__AIM__.
Leave out the pictures and return every entry exactly as it appears.

__THE RECORDS__.
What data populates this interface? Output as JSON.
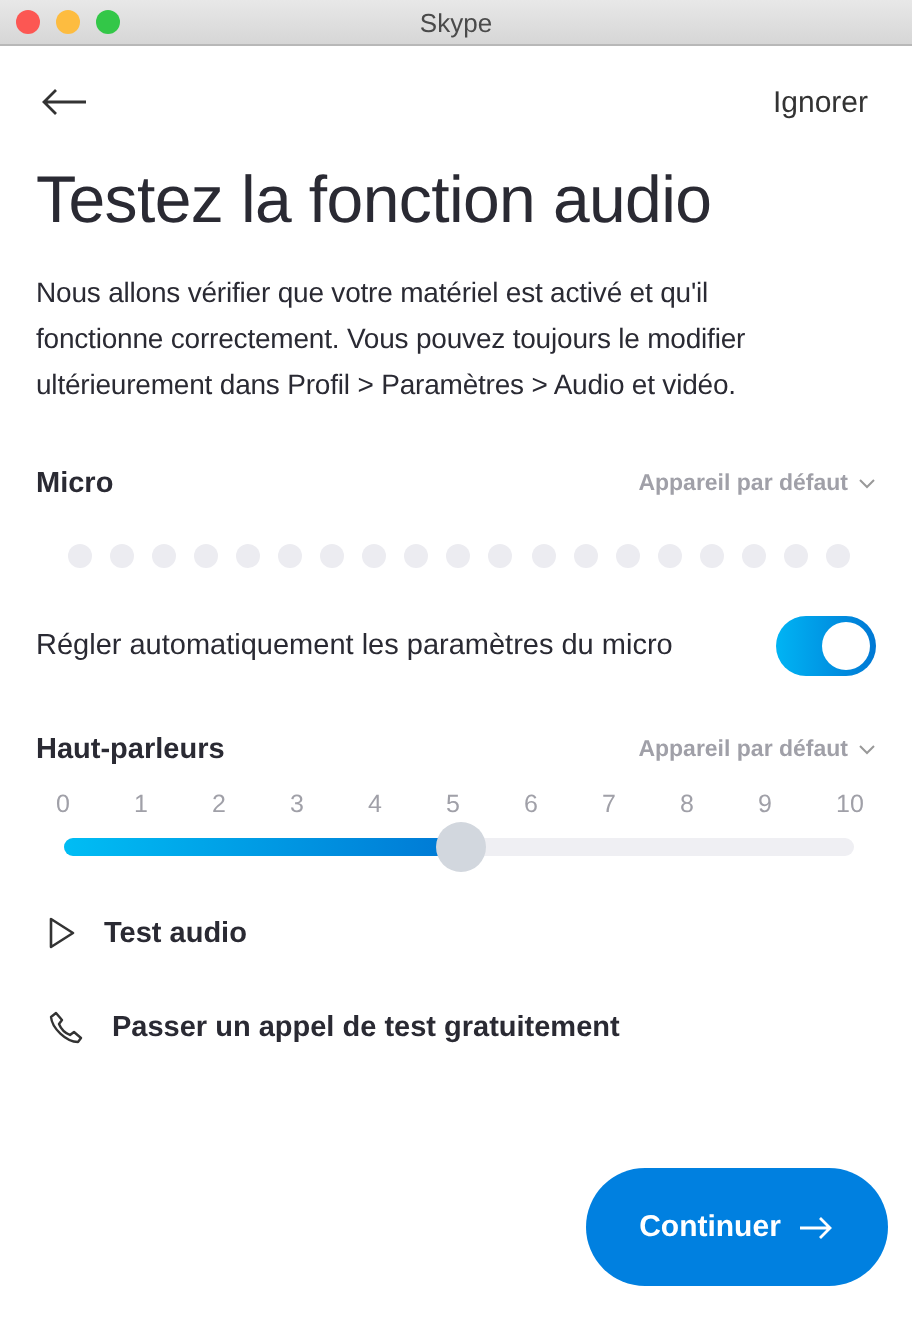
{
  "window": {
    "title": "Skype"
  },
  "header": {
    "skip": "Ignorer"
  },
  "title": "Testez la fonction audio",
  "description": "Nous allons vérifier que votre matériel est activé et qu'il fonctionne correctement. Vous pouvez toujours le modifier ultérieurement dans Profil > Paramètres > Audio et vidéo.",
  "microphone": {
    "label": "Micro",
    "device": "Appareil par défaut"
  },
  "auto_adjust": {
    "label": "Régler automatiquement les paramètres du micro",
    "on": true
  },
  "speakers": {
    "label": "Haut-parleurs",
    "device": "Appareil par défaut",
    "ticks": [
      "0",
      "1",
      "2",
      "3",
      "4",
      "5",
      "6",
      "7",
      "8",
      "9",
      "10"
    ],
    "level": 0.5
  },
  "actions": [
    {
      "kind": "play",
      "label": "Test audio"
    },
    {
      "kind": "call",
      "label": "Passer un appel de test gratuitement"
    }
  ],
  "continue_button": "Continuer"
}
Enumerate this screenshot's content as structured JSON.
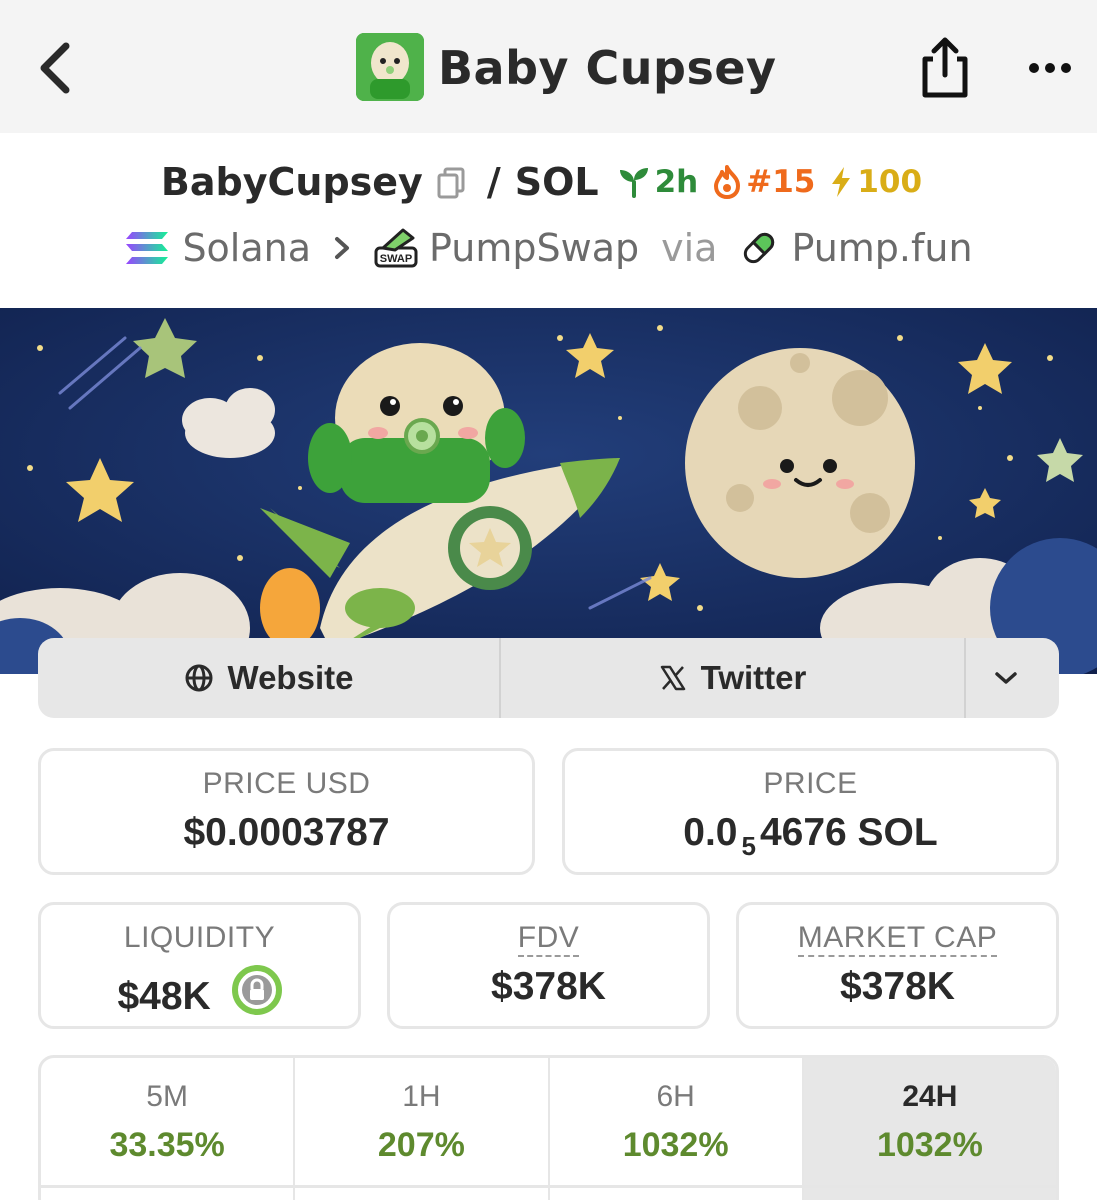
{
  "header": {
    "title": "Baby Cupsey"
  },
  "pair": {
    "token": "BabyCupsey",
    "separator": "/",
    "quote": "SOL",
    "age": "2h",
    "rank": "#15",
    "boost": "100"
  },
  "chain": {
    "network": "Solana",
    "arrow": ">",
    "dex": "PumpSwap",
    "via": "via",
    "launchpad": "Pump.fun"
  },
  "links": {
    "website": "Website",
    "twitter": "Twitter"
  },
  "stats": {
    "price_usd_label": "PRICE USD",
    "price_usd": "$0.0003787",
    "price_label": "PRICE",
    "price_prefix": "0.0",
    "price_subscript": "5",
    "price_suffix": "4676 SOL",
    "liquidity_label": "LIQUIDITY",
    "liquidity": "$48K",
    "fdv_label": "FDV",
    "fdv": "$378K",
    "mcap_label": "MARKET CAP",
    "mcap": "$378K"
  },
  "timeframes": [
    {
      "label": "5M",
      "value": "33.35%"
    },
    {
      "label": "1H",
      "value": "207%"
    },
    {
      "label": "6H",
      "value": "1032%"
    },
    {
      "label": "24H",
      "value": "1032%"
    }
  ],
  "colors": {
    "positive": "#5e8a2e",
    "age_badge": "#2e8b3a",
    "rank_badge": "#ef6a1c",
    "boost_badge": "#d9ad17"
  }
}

__ANSWER TO THIS PROBLEM__.
What data populates this interface? Output as JSON.
{
  "window": {
    "title": "Skype"
  },
  "header": {
    "skip": "Ignorer"
  },
  "title": "Testez la fonction audio",
  "description": "Nous allons vérifier que votre matériel est activé et qu'il fonctionne correctement. Vous pouvez toujours le modifier ultérieurement dans Profil > Paramètres > Audio et vidéo.",
  "microphone": {
    "label": "Micro",
    "device": "Appareil par défaut"
  },
  "auto_adjust": {
    "label": "Régler automatiquement les paramètres du micro",
    "on": true
  },
  "speakers": {
    "label": "Haut-parleurs",
    "device": "Appareil par défaut",
    "ticks": [
      "0",
      "1",
      "2",
      "3",
      "4",
      "5",
      "6",
      "7",
      "8",
      "9",
      "10"
    ],
    "level": 0.5
  },
  "actions": [
    {
      "kind": "play",
      "label": "Test audio"
    },
    {
      "kind": "call",
      "label": "Passer un appel de test gratuitement"
    }
  ],
  "continue_button": "Continuer"
}
Enumerate this screenshot's content as structured JSON.
{
  "header": {
    "title": "Baby Cupsey"
  },
  "pair": {
    "token": "BabyCupsey",
    "separator": "/",
    "quote": "SOL",
    "age": "2h",
    "rank": "#15",
    "boost": "100"
  },
  "chain": {
    "network": "Solana",
    "arrow": ">",
    "dex": "PumpSwap",
    "via": "via",
    "launchpad": "Pump.fun"
  },
  "links": {
    "website": "Website",
    "twitter": "Twitter"
  },
  "stats": {
    "price_usd_label": "PRICE USD",
    "price_usd": "$0.0003787",
    "price_label": "PRICE",
    "price_prefix": "0.0",
    "price_subscript": "5",
    "price_suffix": "4676 SOL",
    "liquidity_label": "LIQUIDITY",
    "liquidity": "$48K",
    "fdv_label": "FDV",
    "fdv": "$378K",
    "mcap_label": "MARKET CAP",
    "mcap": "$378K"
  },
  "timeframes": [
    {
      "label": "5M",
      "value": "33.35%"
    },
    {
      "label": "1H",
      "value": "207%"
    },
    {
      "label": "6H",
      "value": "1032%"
    },
    {
      "label": "24H",
      "value": "1032%"
    }
  ],
  "colors": {
    "positive": "#5e8a2e",
    "age_badge": "#2e8b3a",
    "rank_badge": "#ef6a1c",
    "boost_badge": "#d9ad17"
  }
}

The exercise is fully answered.